What you have to do:
Copy out the entries in full and with complete accuracy; pictures are excluded.

Exercise input:
<<<<
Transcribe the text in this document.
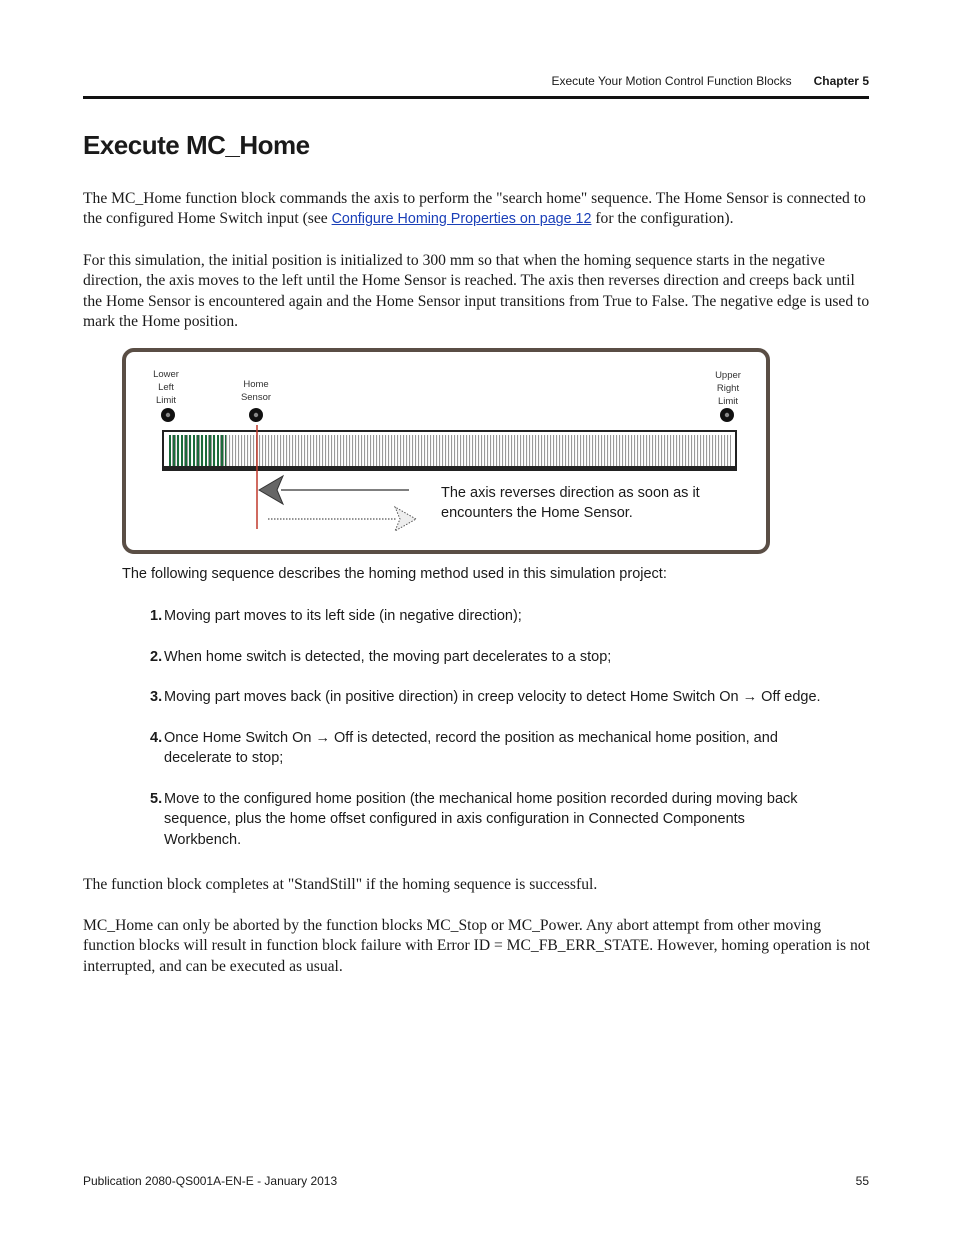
Execute Your Motion Control Function Blocks Chapter 5
Execute MC_Home
The MC_Home function block commands the axis to perform the "search home" sequence. The Home Sensor is connected to the configured Home Switch input (see Configure Homing Properties on page 12 for the configuration).
For this simulation, the initial position is initialized to 300 mm so that when the homing sequence starts in the negative direction, the axis moves to the left until the Home Sensor is reached. The axis then reverses direction and creeps back until the Home Sensor is encountered again and the Home Sensor input transitions from True to False. The negative edge is used to mark the Home position.
Lower
Left
Limit
Home
Sensor
Upper
Right
Limit
The axis reverses direction as soon as it
encounters the Home Sensor.
The following sequence describes the homing method used in this simulation project:
1. Moving part moves to its left side (in negative direction);
2. When home switch is detected, the moving part decelerates to a stop;
3. Moving part moves back (in positive direction) in creep velocity to detect Home Switch On → Off edge.
4. Once Home Switch On → Off is detected, record the position as mechanical home position, and decelerate to stop;
5. Move to the configured home position (the mechanical home position recorded during moving back sequence, plus the home offset configured in axis configuration in Connected Components Workbench.
The function block completes at "StandStill" if the homing sequence is successful.
MC_Home can only be aborted by the function blocks MC_Stop or MC_Power. Any abort attempt from other moving function blocks will result in function block failure with Error ID = MC_FB_ERR_STATE. However, homing operation is not interrupted, and can be executed as usual.
Publication 2080-QS001A-EN-E - January 2013	55
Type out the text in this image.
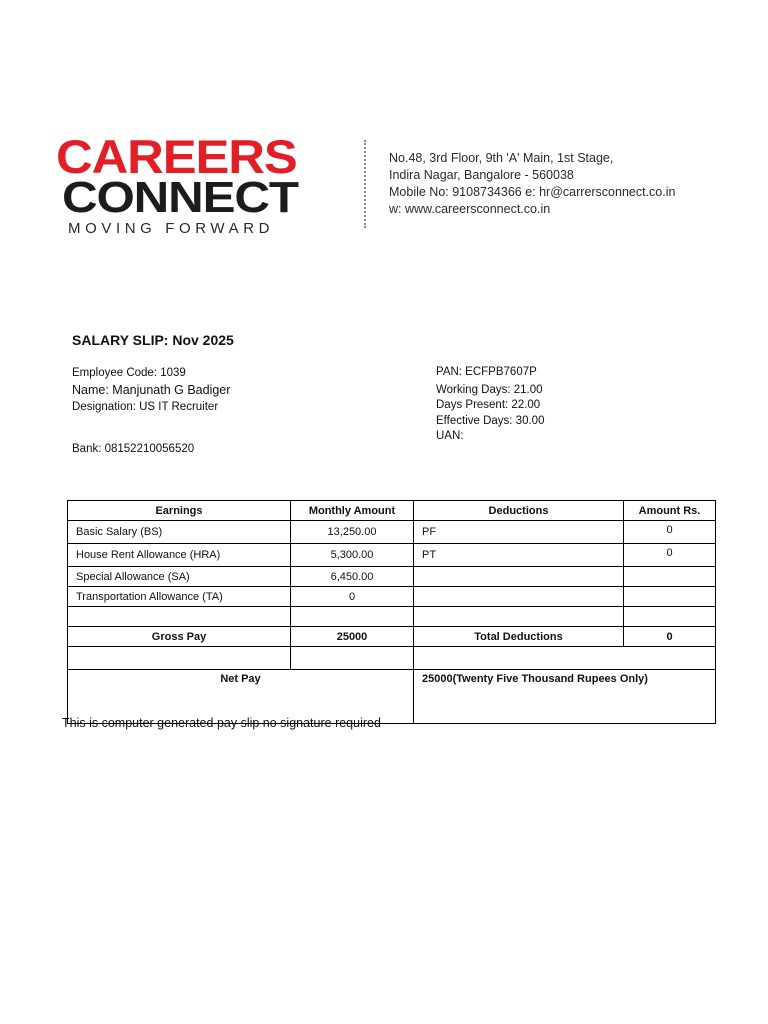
CAREERS
CONNECT
MOVING FORWARD
No.48, 3rd Floor, 9th 'A' Main, 1st Stage,
Indira Nagar, Bangalore - 560038
Mobile No: 9108734366 e: hr@carrersconnect.co.in
w: www.careersconnect.co.in
SALARY SLIP: Nov 2025
Employee Code: 1039
Name: Manjunath G Badiger
Designation: US IT Recruiter
Bank: 08152210056520
PAN: ECFPB7607P
Working Days: 21.00
Days Present: 22.00
Effective Days: 30.00
UAN:
Earnings	Monthly Amount	Deductions	Amount Rs.
Basic Salary (BS)	13,250.00	PF	0
House Rent Allowance (HRA)	5,300.00	PT	0
Special Allowance (SA)	6,450.00		
Transportation Allowance (TA)	0		

Gross Pay	25000	Total Deductions	0

Net Pay		25000(Twenty Five Thousand Rupees Only)	
This is computer generated pay slip no signature required
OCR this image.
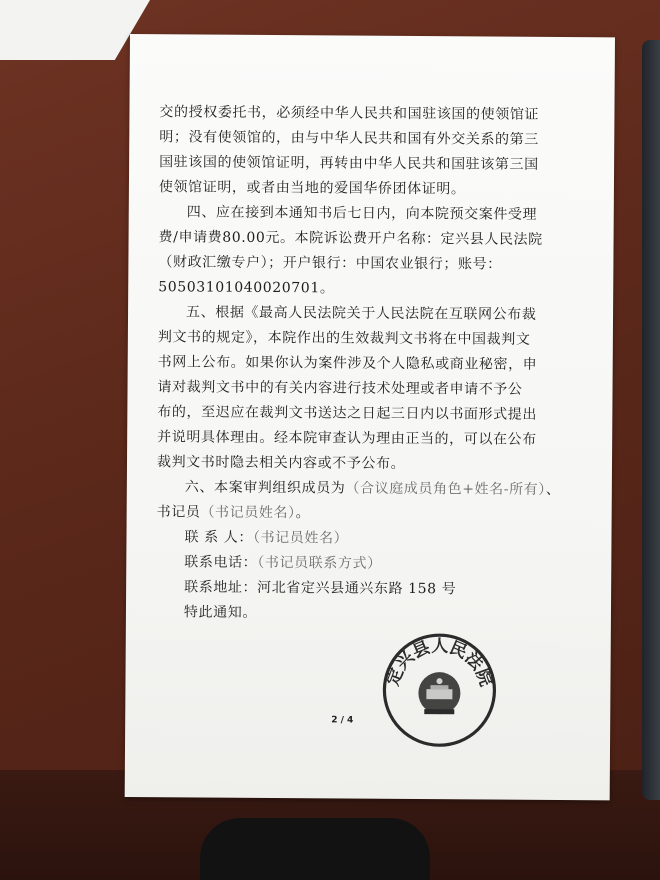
交的授权委托书，必须经中华人民共和国驻该国的使领馆证
明；没有使领馆的，由与中华人民共和国有外交关系的第三
国驻该国的使领馆证明，再转由中华人民共和国驻该第三国
使领馆证明，或者由当地的爱国华侨团体证明。

四、应在接到本通知书后七日内，向本院预交案件受理
费/申请费80.00元。本院诉讼费开户名称：定兴县人民法院
（财政汇缴专户）；开户银行：中国农业银行；账号：
50503101040020701。

五、根据《最高人民法院关于人民法院在互联网公布裁
判文书的规定》，本院作出的生效裁判文书将在中国裁判文
书网上公布。如果你认为案件涉及个人隐私或商业秘密，申
请对裁判文书中的有关内容进行技术处理或者申请不予公
布的，至迟应在裁判文书送达之日起三日内以书面形式提出
并说明具体理由。经本院审查认为理由正当的，可以在公布
裁判文书时隐去相关内容或不予公布。

六、本案审判组织成员为（合议庭成员角色+姓名-所有）、
书记员（书记员姓名）。

联 系 人：（书记员姓名）
联系电话：（书记员联系方式）
联系地址：河北省定兴县通兴东路 158 号
特此通知。

定兴县人民法院
2 / 4
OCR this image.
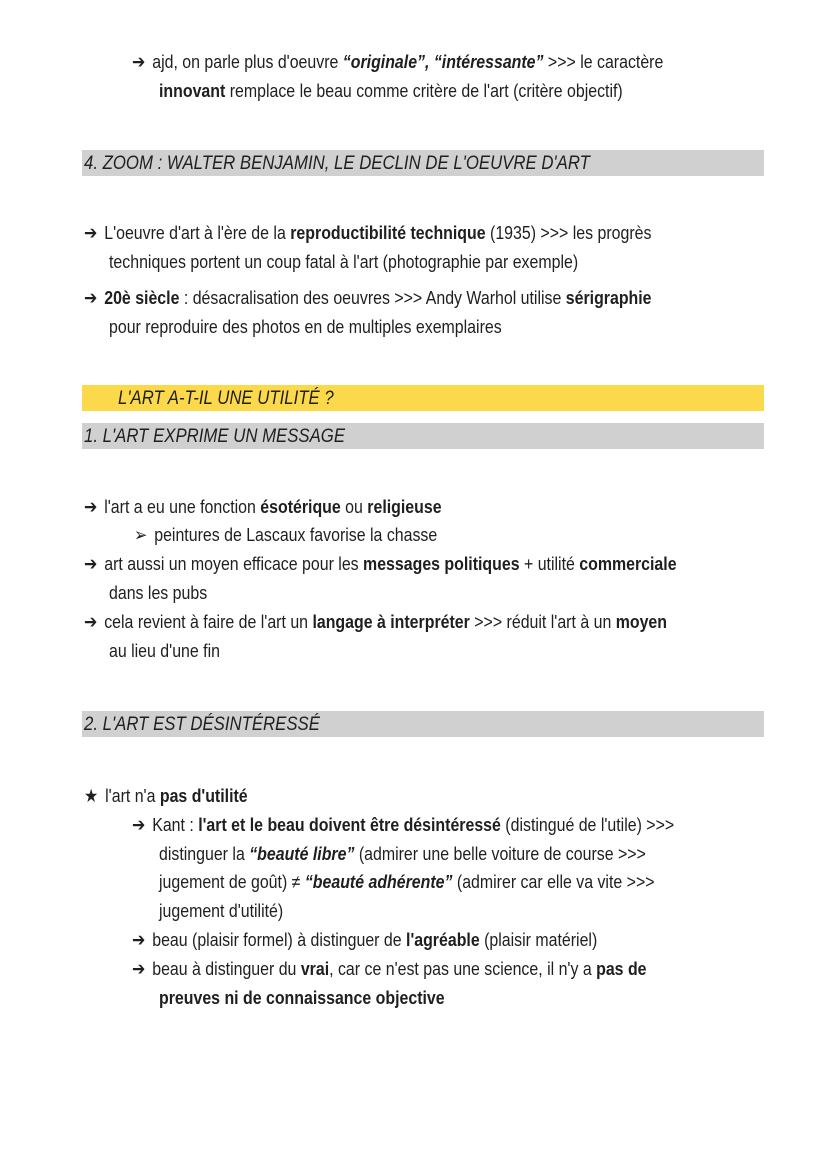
➔ ajd, on parle plus d'oeuvre “originale”, “intéressante” >>> le caractère
innovant remplace le beau comme critère de l'art (critère objectif)
4. ZOOM : WALTER BENJAMIN, LE DECLIN DE L'OEUVRE D'ART
➔ L'oeuvre d'art à l'ère de la reproductibilité technique (1935) >>> les progrès
techniques portent un coup fatal à l'art (photographie par exemple)
➔ 20è siècle : désacralisation des oeuvres >>> Andy Warhol utilise sérigraphie
pour reproduire des photos en de multiples exemplaires
L'ART A-T-IL UNE UTILITÉ ?
1. L'ART EXPRIME UN MESSAGE
➔ l'art a eu une fonction ésotérique ou religieuse
➢ peintures de Lascaux favorise la chasse
➔ art aussi un moyen efficace pour les messages politiques + utilité commerciale
dans les pubs
➔ cela revient à faire de l'art un langage à interpréter >>> réduit l'art à un moyen
au lieu d'une fin
2. L'ART EST DÉSINTÉRESSÉ
★ l'art n'a pas d'utilité
➔ Kant : l'art et le beau doivent être désintéressé (distingué de l'utile) >>>
distinguer la “beauté libre” (admirer une belle voiture de course >>>
jugement de goût) ≠ “beauté adhérente” (admirer car elle va vite >>>
jugement d'utilité)
➔ beau (plaisir formel) à distinguer de l'agréable (plaisir matériel)
➔ beau à distinguer du vrai, car ce n'est pas une science, il n'y a pas de
preuves ni de connaissance objective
>>>>
Exercise result:
Transcribe the text in this document.
Execute Your Motion Control Function Blocks Chapter 5
Execute MC_Home
The MC_Home function block commands the axis to perform the "search home" sequence. The Home Sensor is connected to the configured Home Switch input (see Configure Homing Properties on page 12 for the configuration).
For this simulation, the initial position is initialized to 300 mm so that when the homing sequence starts in the negative direction, the axis moves to the left until the Home Sensor is reached. The axis then reverses direction and creeps back until the Home Sensor is encountered again and the Home Sensor input transitions from True to False. The negative edge is used to mark the Home position.
Lower
Left
Limit
Home
Sensor
Upper
Right
Limit
The axis reverses direction as soon as it
encounters the Home Sensor.
The following sequence describes the homing method used in this simulation project:
1. Moving part moves to its left side (in negative direction);
2. When home switch is detected, the moving part decelerates to a stop;
3. Moving part moves back (in positive direction) in creep velocity to detect Home Switch On → Off edge.
4. Once Home Switch On → Off is detected, record the position as mechanical home position, and decelerate to stop;
5. Move to the configured home position (the mechanical home position recorded during moving back sequence, plus the home offset configured in axis configuration in Connected Components Workbench.
The function block completes at "StandStill" if the homing sequence is successful.
MC_Home can only be aborted by the function blocks MC_Stop or MC_Power. Any abort attempt from other moving function blocks will result in function block failure with Error ID = MC_FB_ERR_STATE. However, homing operation is not interrupted, and can be executed as usual.
Publication 2080-QS001A-EN-E - January 2013	55
Type out the text in this image.
CAREERS
CONNECT
MOVING FORWARD
No.48, 3rd Floor, 9th 'A' Main, 1st Stage,
Indira Nagar, Bangalore - 560038
Mobile No: 9108734366 e: hr@carrersconnect.co.in
w: www.careersconnect.co.in
SALARY SLIP: Nov 2025
Employee Code: 1039
Name: Manjunath G Badiger
Designation: US IT Recruiter
Bank: 08152210056520
PAN: ECFPB7607P
Working Days: 21.00
Days Present: 22.00
Effective Days: 30.00
UAN:
Earnings	Monthly Amount	Deductions	Amount Rs.
Basic Salary (BS)	13,250.00	PF	0
House Rent Allowance (HRA)	5,300.00	PT	0
Special Allowance (SA)	6,450.00		
Transportation Allowance (TA)	0		

Gross Pay	25000	Total Deductions	0

Net Pay		25000(Twenty Five Thousand Rupees Only)	
This is computer generated pay slip no signature required
OCR this image.
交的授权委托书，必须经中华人民共和国驻该国的使领馆证
明；没有使领馆的，由与中华人民共和国有外交关系的第三
国驻该国的使领馆证明，再转由中华人民共和国驻该第三国
使领馆证明，或者由当地的爱国华侨团体证明。

四、应在接到本通知书后七日内，向本院预交案件受理
费/申请费80.00元。本院诉讼费开户名称：定兴县人民法院
（财政汇缴专户）；开户银行：中国农业银行；账号：
50503101040020701。

五、根据《最高人民法院关于人民法院在互联网公布裁
判文书的规定》，本院作出的生效裁判文书将在中国裁判文
书网上公布。如果你认为案件涉及个人隐私或商业秘密，申
请对裁判文书中的有关内容进行技术处理或者申请不予公
布的，至迟应在裁判文书送达之日起三日内以书面形式提出
并说明具体理由。经本院审查认为理由正当的，可以在公布
裁判文书时隐去相关内容或不予公布。

六、本案审判组织成员为（合议庭成员角色+姓名-所有）、
书记员（书记员姓名）。

联 系 人：（书记员姓名）
联系电话：（书记员联系方式）
联系地址：河北省定兴县通兴东路 158 号
特此通知。

定兴县人民法院
2 / 4
OCR this image.
➔ ajd, on parle plus d'oeuvre “originale”, “intéressante” >>> le caractère
innovant remplace le beau comme critère de l'art (critère objectif)
4. ZOOM : WALTER BENJAMIN, LE DECLIN DE L'OEUVRE D'ART
➔ L'oeuvre d'art à l'ère de la reproductibilité technique (1935) >>> les progrès
techniques portent un coup fatal à l'art (photographie par exemple)
➔ 20è siècle : désacralisation des oeuvres >>> Andy Warhol utilise sérigraphie
pour reproduire des photos en de multiples exemplaires
L'ART A-T-IL UNE UTILITÉ ?
1. L'ART EXPRIME UN MESSAGE
➔ l'art a eu une fonction ésotérique ou religieuse
➢ peintures de Lascaux favorise la chasse
➔ art aussi un moyen efficace pour les messages politiques + utilité commerciale
dans les pubs
➔ cela revient à faire de l'art un langage à interpréter >>> réduit l'art à un moyen
au lieu d'une fin
2. L'ART EST DÉSINTÉRESSÉ
★ l'art n'a pas d'utilité
➔ Kant : l'art et le beau doivent être désintéressé (distingué de l'utile) >>>
distinguer la “beauté libre” (admirer une belle voiture de course >>>
jugement de goût) ≠ “beauté adhérente” (admirer car elle va vite >>>
jugement d'utilité)
➔ beau (plaisir formel) à distinguer de l'agréable (plaisir matériel)
➔ beau à distinguer du vrai, car ce n'est pas une science, il n'y a pas de
preuves ni de connaissance objective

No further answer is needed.